**Your instructions**
Go through the data below. Pull out every line that has the word "använder".

[Records excerpted from a collection]

====================

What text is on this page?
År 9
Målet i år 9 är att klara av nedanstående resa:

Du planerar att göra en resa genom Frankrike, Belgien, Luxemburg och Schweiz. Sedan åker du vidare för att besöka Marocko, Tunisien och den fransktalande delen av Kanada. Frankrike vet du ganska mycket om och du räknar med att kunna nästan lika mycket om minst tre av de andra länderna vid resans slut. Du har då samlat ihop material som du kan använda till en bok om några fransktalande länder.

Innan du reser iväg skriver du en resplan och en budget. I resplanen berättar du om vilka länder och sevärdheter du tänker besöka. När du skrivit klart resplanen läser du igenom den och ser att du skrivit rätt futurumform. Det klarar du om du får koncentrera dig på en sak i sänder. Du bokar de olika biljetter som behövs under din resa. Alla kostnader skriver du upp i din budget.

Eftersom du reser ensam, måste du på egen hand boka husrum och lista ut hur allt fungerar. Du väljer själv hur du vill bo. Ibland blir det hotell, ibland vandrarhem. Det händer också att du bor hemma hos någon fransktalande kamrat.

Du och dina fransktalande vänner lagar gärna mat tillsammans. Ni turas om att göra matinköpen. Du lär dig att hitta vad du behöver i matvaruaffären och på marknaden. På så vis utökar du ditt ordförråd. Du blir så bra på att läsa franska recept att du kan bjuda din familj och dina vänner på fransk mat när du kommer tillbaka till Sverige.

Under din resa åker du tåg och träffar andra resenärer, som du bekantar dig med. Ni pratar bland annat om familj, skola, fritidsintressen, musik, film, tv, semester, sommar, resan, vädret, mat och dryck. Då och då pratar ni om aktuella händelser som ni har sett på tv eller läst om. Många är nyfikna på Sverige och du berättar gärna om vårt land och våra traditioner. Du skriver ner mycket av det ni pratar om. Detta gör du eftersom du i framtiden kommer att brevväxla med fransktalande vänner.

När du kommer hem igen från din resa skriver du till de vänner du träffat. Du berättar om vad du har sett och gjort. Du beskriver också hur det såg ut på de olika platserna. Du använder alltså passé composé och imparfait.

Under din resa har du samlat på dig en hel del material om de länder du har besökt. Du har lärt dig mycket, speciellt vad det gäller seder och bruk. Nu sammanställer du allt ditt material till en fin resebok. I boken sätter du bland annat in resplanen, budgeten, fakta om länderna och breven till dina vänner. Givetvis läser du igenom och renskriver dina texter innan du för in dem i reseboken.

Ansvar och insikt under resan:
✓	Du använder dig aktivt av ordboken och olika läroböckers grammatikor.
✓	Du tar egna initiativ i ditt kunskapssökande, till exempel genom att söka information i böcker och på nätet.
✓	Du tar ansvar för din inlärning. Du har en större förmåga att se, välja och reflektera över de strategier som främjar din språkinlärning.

====================

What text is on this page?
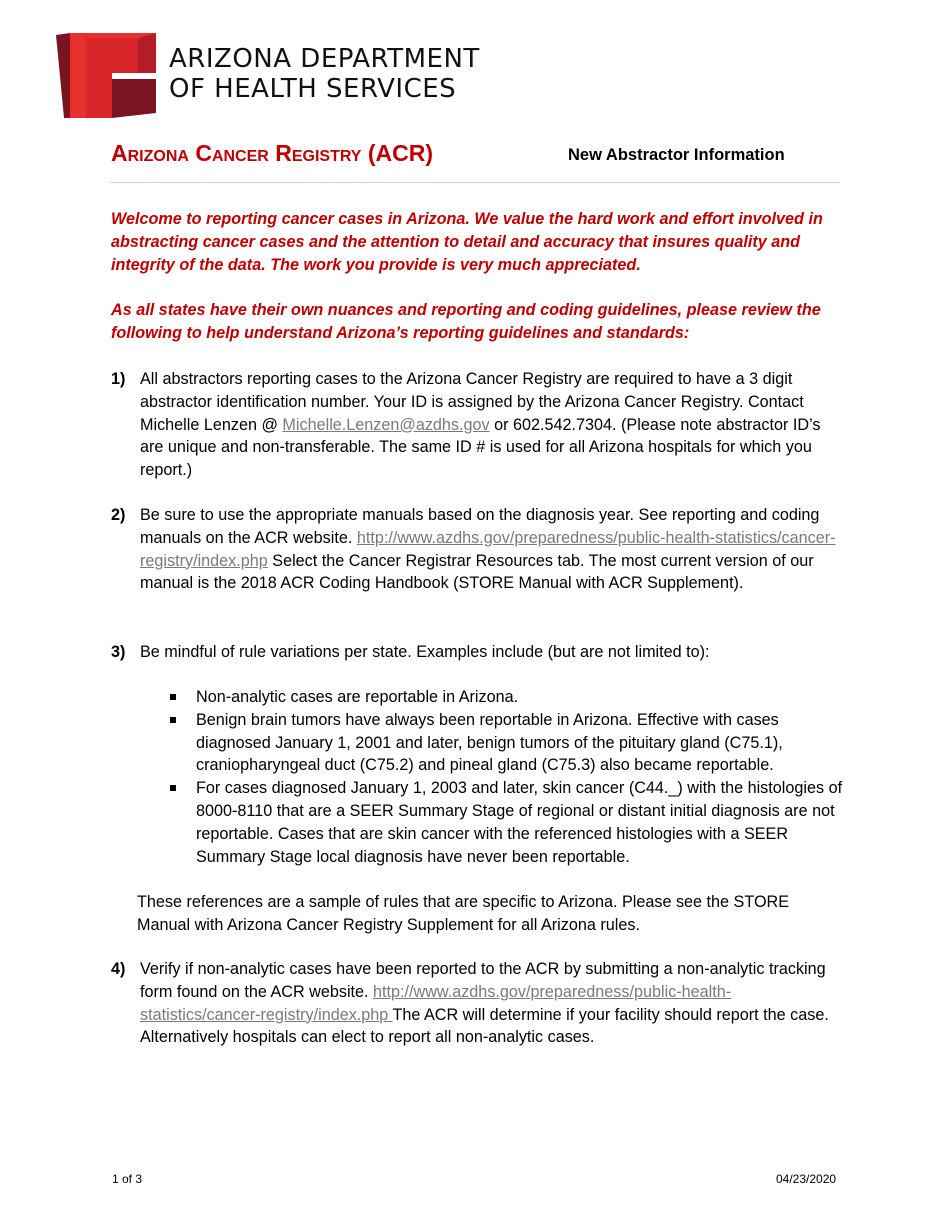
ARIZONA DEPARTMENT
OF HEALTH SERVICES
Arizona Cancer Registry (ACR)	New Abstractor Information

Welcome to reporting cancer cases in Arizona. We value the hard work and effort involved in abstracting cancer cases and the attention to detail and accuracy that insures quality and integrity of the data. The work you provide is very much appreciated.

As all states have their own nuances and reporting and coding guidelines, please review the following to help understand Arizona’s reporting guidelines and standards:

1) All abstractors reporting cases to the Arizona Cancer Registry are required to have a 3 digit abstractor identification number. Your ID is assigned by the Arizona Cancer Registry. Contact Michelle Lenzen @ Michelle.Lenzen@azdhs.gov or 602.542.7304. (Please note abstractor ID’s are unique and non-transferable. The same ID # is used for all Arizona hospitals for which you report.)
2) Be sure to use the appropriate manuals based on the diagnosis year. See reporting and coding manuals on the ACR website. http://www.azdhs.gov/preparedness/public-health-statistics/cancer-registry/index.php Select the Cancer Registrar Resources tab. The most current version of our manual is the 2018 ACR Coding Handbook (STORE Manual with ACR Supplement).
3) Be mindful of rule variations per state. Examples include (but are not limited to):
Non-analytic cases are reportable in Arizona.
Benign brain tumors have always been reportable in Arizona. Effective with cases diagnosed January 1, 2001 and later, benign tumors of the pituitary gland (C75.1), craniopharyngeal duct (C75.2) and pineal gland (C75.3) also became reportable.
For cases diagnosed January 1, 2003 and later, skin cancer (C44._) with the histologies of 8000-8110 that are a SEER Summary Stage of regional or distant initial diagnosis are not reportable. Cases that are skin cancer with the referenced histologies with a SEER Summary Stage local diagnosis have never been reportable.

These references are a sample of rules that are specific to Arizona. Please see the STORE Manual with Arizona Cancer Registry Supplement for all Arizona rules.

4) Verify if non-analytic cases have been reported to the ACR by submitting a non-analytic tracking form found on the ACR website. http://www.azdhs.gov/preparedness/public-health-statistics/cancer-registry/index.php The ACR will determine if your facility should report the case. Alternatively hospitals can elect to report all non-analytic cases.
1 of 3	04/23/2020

====================

**Your response**
När du kommer hem igen från din resa skriver du till de vänner du träffat. Du berättar om vad du har sett och gjort. Du beskriver också hur det såg ut på de olika platserna. Du använder alltså passé composé och imparfait.
✓	Du använder dig aktivt av ordboken och olika läroböckers grammatikor.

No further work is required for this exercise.